Go through the entries below and print each one exactly, leaving out pictures.

━━━━━━━━━━━━━━━━━━━━━━━━━━━━━━

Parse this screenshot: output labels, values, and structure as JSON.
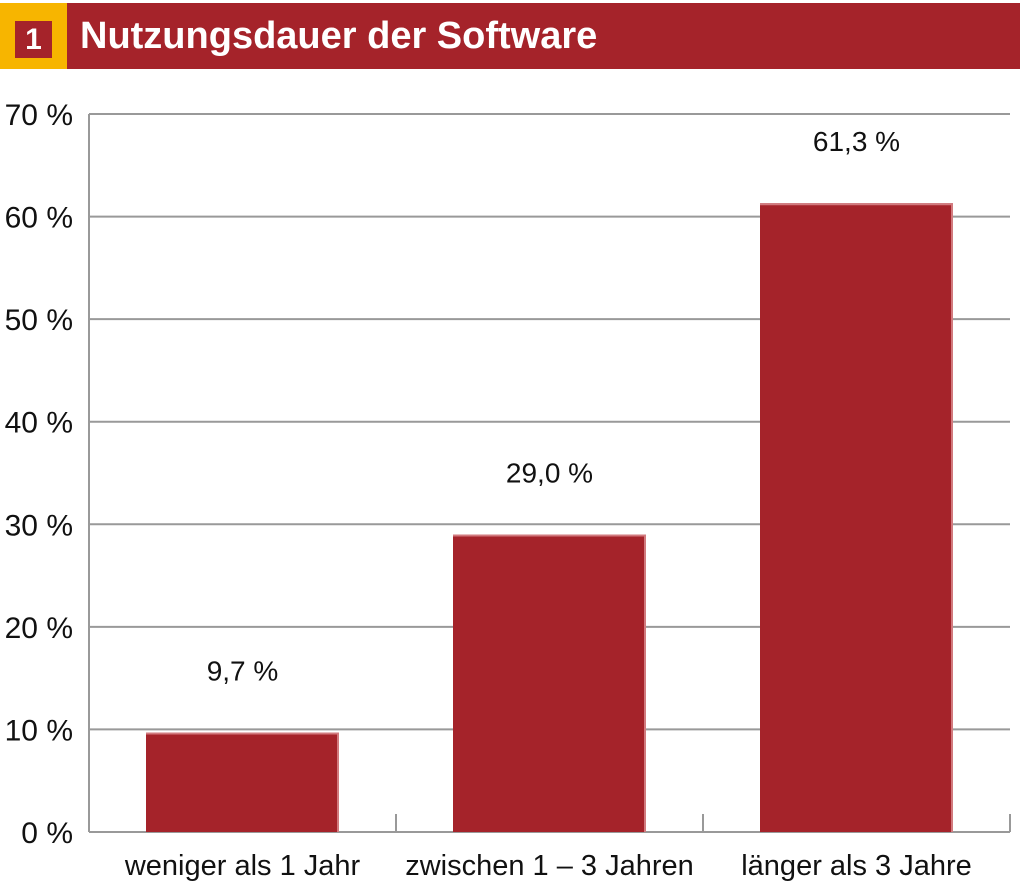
{
  "header": {
    "number": "1",
    "title": "Nutzungsdauer der Software"
  },
  "colors": {
    "bar": "#a5232a",
    "accent": "#f7b500",
    "grid": "#999999"
  },
  "chart_data": {
    "type": "bar",
    "title": "Nutzungsdauer der Software",
    "categories": [
      "weniger als 1 Jahr",
      "zwischen 1 – 3 Jahren",
      "länger als 3 Jahre"
    ],
    "values": [
      9.7,
      29.0,
      61.3
    ],
    "data_labels": [
      "9,7 %",
      "29,0 %",
      "61,3 %"
    ],
    "ylim": [
      0,
      70
    ],
    "yticks": [
      0,
      10,
      20,
      30,
      40,
      50,
      60,
      70
    ],
    "ytick_labels": [
      "0 %",
      "10 %",
      "20 %",
      "30 %",
      "40 %",
      "50 %",
      "60 %",
      "70 %"
    ],
    "xlabel": "",
    "ylabel": "",
    "grid": true
  }
}
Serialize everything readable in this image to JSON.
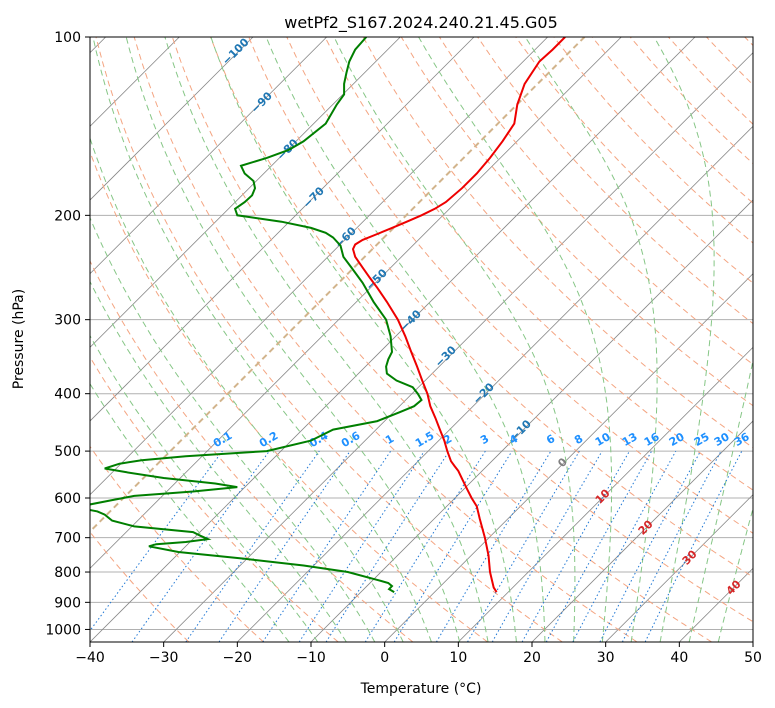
{
  "chart_data": {
    "type": "line",
    "title": "wetPf2_S167.2024.240.21.45.G05",
    "xlabel": "Temperature (°C)",
    "ylabel": "Pressure (hPa)",
    "xlim": [
      -40,
      50
    ],
    "ylim": [
      1050,
      100
    ],
    "y_scale": "log",
    "grid": true,
    "x_ticks": [
      "−40",
      "−30",
      "−20",
      "−10",
      "0",
      "10",
      "20",
      "30",
      "40",
      "50"
    ],
    "x_tick_values": [
      -40,
      -30,
      -20,
      -10,
      0,
      10,
      20,
      30,
      40,
      50
    ],
    "y_ticks": [
      "100",
      "200",
      "300",
      "400",
      "500",
      "600",
      "700",
      "800",
      "900",
      "1000"
    ],
    "y_tick_values": [
      100,
      200,
      300,
      400,
      500,
      600,
      700,
      800,
      900,
      1000
    ],
    "series": [
      {
        "color": "#ee0000",
        "p": [
          865,
          850,
          800,
          750,
          700,
          650,
          620,
          600,
          580,
          560,
          540,
          530,
          520,
          500,
          480,
          460,
          440,
          420,
          400,
          380,
          360,
          340,
          320,
          300,
          280,
          265,
          255,
          245,
          235,
          228,
          224,
          220,
          215,
          210,
          205,
          200,
          195,
          190,
          180,
          170,
          160,
          150,
          140,
          130,
          120,
          110,
          105,
          100
        ],
        "t": [
          15.2,
          14.8,
          14.3,
          14.1,
          13.6,
          12.9,
          12.5,
          11.8,
          11.2,
          10.6,
          10.0,
          9.5,
          9.0,
          8.5,
          8.1,
          7.5,
          6.9,
          6.2,
          5.8,
          5.1,
          4.4,
          3.6,
          2.8,
          1.8,
          0.3,
          -1.0,
          -2.0,
          -3.0,
          -4.0,
          -4.3,
          -4.0,
          -3.0,
          -1.0,
          1.0,
          3.0,
          5.0,
          6.8,
          8.3,
          10.5,
          12.5,
          14.3,
          16.0,
          17.6,
          18.0,
          19.0,
          21.0,
          22.8,
          24.5
        ]
      },
      {
        "color": "#007f00",
        "p": [
          865,
          855,
          845,
          835,
          825,
          800,
          780,
          760,
          740,
          724,
          718,
          712,
          704,
          695,
          685,
          670,
          655,
          640,
          632,
          622,
          605,
          595,
          585,
          575,
          567,
          555,
          543,
          535,
          525,
          518,
          510,
          500,
          480,
          460,
          445,
          430,
          420,
          410,
          400,
          390,
          380,
          370,
          360,
          350,
          340,
          320,
          300,
          280,
          260,
          245,
          235,
          225,
          218,
          214,
          210,
          205,
          200,
          195,
          190,
          185,
          180,
          175,
          170,
          165,
          160,
          155,
          150,
          140,
          130,
          125,
          120,
          115,
          110,
          105,
          100
        ],
        "t": [
          1.3,
          0.6,
          1.0,
          0.5,
          -1.0,
          -5.0,
          -11.0,
          -19.0,
          -28.0,
          -32.0,
          -31.0,
          -27.0,
          -24.0,
          -25.0,
          -26.0,
          -34.0,
          -37.0,
          -38.0,
          -39.0,
          -42.0,
          -37.0,
          -34.0,
          -26.0,
          -20.0,
          -23.0,
          -30.0,
          -35.0,
          -38.0,
          -36.0,
          -33.0,
          -27.0,
          -16.0,
          -10.0,
          -7.0,
          -1.0,
          2.0,
          4.0,
          5.0,
          4.5,
          3.8,
          1.6,
          0.3,
          0.2,
          0.5,
          1.0,
          0.8,
          0.2,
          -1.5,
          -3.0,
          -4.5,
          -5.6,
          -6.0,
          -7.0,
          -8.0,
          -10.0,
          -14.0,
          -20.0,
          -20.3,
          -19.0,
          -18.0,
          -17.6,
          -17.8,
          -19.0,
          -19.5,
          -16.0,
          -13.0,
          -11.0,
          -8.0,
          -6.5,
          -5.5,
          -5.5,
          -5.2,
          -4.8,
          -4.0,
          -2.5
        ]
      }
    ],
    "dry_adiabat_labels": [
      "−100",
      "−90",
      "−80",
      "−70",
      "−60",
      "−50",
      "−40",
      "−30",
      "−20",
      "−10"
    ],
    "mixing_ratio_labels": [
      "0.1",
      "0.2",
      "0.4",
      "0.6",
      "1",
      "1.5",
      "2",
      "3",
      "4",
      "6",
      "8",
      "10",
      "13",
      "16",
      "20",
      "25",
      "30",
      "36"
    ],
    "moist_adiabat_labels": [
      "0",
      "10",
      "20",
      "30",
      "40"
    ],
    "colors": {
      "dry_adiabats": "#f4a582",
      "moist_adiabats": "#86c686",
      "mixing_ratio": "#1f77d4",
      "mixing_label": "#1e90ff",
      "dry_label": "#1f77b4",
      "moist_label": "#d62728",
      "zero_label": "#808080",
      "isotherms": "#888888",
      "tan_curve": "#d2b48c",
      "grid": "#b0b0b0"
    }
  }
}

━━━━━━━━━━━━━━━━━━━━━━━━━━━━━━

- ANSWER TO THIS PROBLEM:
Parse this screenshot: output labels, values, and structure as JSON.
{
  "header": {
    "number": "1",
    "title": "Nutzungsdauer der Software"
  },
  "colors": {
    "bar": "#a5232a",
    "accent": "#f7b500",
    "grid": "#999999"
  },
  "chart_data": {
    "type": "bar",
    "title": "Nutzungsdauer der Software",
    "categories": [
      "weniger als 1 Jahr",
      "zwischen 1 – 3 Jahren",
      "länger als 3 Jahre"
    ],
    "values": [
      9.7,
      29.0,
      61.3
    ],
    "data_labels": [
      "9,7 %",
      "29,0 %",
      "61,3 %"
    ],
    "ylim": [
      0,
      70
    ],
    "yticks": [
      0,
      10,
      20,
      30,
      40,
      50,
      60,
      70
    ],
    "ytick_labels": [
      "0 %",
      "10 %",
      "20 %",
      "30 %",
      "40 %",
      "50 %",
      "60 %",
      "70 %"
    ],
    "xlabel": "",
    "ylabel": "",
    "grid": true
  }
}
Serialize everything readable in this image to JSON.
{
  "chart_data": {
    "type": "line",
    "title": "wetPf2_S167.2024.240.21.45.G05",
    "xlabel": "Temperature (°C)",
    "ylabel": "Pressure (hPa)",
    "xlim": [
      -40,
      50
    ],
    "ylim": [
      1050,
      100
    ],
    "y_scale": "log",
    "grid": true,
    "x_ticks": [
      "−40",
      "−30",
      "−20",
      "−10",
      "0",
      "10",
      "20",
      "30",
      "40",
      "50"
    ],
    "x_tick_values": [
      -40,
      -30,
      -20,
      -10,
      0,
      10,
      20,
      30,
      40,
      50
    ],
    "y_ticks": [
      "100",
      "200",
      "300",
      "400",
      "500",
      "600",
      "700",
      "800",
      "900",
      "1000"
    ],
    "y_tick_values": [
      100,
      200,
      300,
      400,
      500,
      600,
      700,
      800,
      900,
      1000
    ],
    "series": [
      {
        "color": "#ee0000",
        "p": [
          865,
          850,
          800,
          750,
          700,
          650,
          620,
          600,
          580,
          560,
          540,
          530,
          520,
          500,
          480,
          460,
          440,
          420,
          400,
          380,
          360,
          340,
          320,
          300,
          280,
          265,
          255,
          245,
          235,
          228,
          224,
          220,
          215,
          210,
          205,
          200,
          195,
          190,
          180,
          170,
          160,
          150,
          140,
          130,
          120,
          110,
          105,
          100
        ],
        "t": [
          15.2,
          14.8,
          14.3,
          14.1,
          13.6,
          12.9,
          12.5,
          11.8,
          11.2,
          10.6,
          10.0,
          9.5,
          9.0,
          8.5,
          8.1,
          7.5,
          6.9,
          6.2,
          5.8,
          5.1,
          4.4,
          3.6,
          2.8,
          1.8,
          0.3,
          -1.0,
          -2.0,
          -3.0,
          -4.0,
          -4.3,
          -4.0,
          -3.0,
          -1.0,
          1.0,
          3.0,
          5.0,
          6.8,
          8.3,
          10.5,
          12.5,
          14.3,
          16.0,
          17.6,
          18.0,
          19.0,
          21.0,
          22.8,
          24.5
        ]
      },
      {
        "color": "#007f00",
        "p": [
          865,
          855,
          845,
          835,
          825,
          800,
          780,
          760,
          740,
          724,
          718,
          712,
          704,
          695,
          685,
          670,
          655,
          640,
          632,
          622,
          605,
          595,
          585,
          575,
          567,
          555,
          543,
          535,
          525,
          518,
          510,
          500,
          480,
          460,
          445,
          430,
          420,
          410,
          400,
          390,
          380,
          370,
          360,
          350,
          340,
          320,
          300,
          280,
          260,
          245,
          235,
          225,
          218,
          214,
          210,
          205,
          200,
          195,
          190,
          185,
          180,
          175,
          170,
          165,
          160,
          155,
          150,
          140,
          130,
          125,
          120,
          115,
          110,
          105,
          100
        ],
        "t": [
          1.3,
          0.6,
          1.0,
          0.5,
          -1.0,
          -5.0,
          -11.0,
          -19.0,
          -28.0,
          -32.0,
          -31.0,
          -27.0,
          -24.0,
          -25.0,
          -26.0,
          -34.0,
          -37.0,
          -38.0,
          -39.0,
          -42.0,
          -37.0,
          -34.0,
          -26.0,
          -20.0,
          -23.0,
          -30.0,
          -35.0,
          -38.0,
          -36.0,
          -33.0,
          -27.0,
          -16.0,
          -10.0,
          -7.0,
          -1.0,
          2.0,
          4.0,
          5.0,
          4.5,
          3.8,
          1.6,
          0.3,
          0.2,
          0.5,
          1.0,
          0.8,
          0.2,
          -1.5,
          -3.0,
          -4.5,
          -5.6,
          -6.0,
          -7.0,
          -8.0,
          -10.0,
          -14.0,
          -20.0,
          -20.3,
          -19.0,
          -18.0,
          -17.6,
          -17.8,
          -19.0,
          -19.5,
          -16.0,
          -13.0,
          -11.0,
          -8.0,
          -6.5,
          -5.5,
          -5.5,
          -5.2,
          -4.8,
          -4.0,
          -2.5
        ]
      }
    ],
    "dry_adiabat_labels": [
      "−100",
      "−90",
      "−80",
      "−70",
      "−60",
      "−50",
      "−40",
      "−30",
      "−20",
      "−10"
    ],
    "mixing_ratio_labels": [
      "0.1",
      "0.2",
      "0.4",
      "0.6",
      "1",
      "1.5",
      "2",
      "3",
      "4",
      "6",
      "8",
      "10",
      "13",
      "16",
      "20",
      "25",
      "30",
      "36"
    ],
    "moist_adiabat_labels": [
      "0",
      "10",
      "20",
      "30",
      "40"
    ],
    "colors": {
      "dry_adiabats": "#f4a582",
      "moist_adiabats": "#86c686",
      "mixing_ratio": "#1f77d4",
      "mixing_label": "#1e90ff",
      "dry_label": "#1f77b4",
      "moist_label": "#d62728",
      "zero_label": "#808080",
      "isotherms": "#888888",
      "tan_curve": "#d2b48c",
      "grid": "#b0b0b0"
    }
  }
}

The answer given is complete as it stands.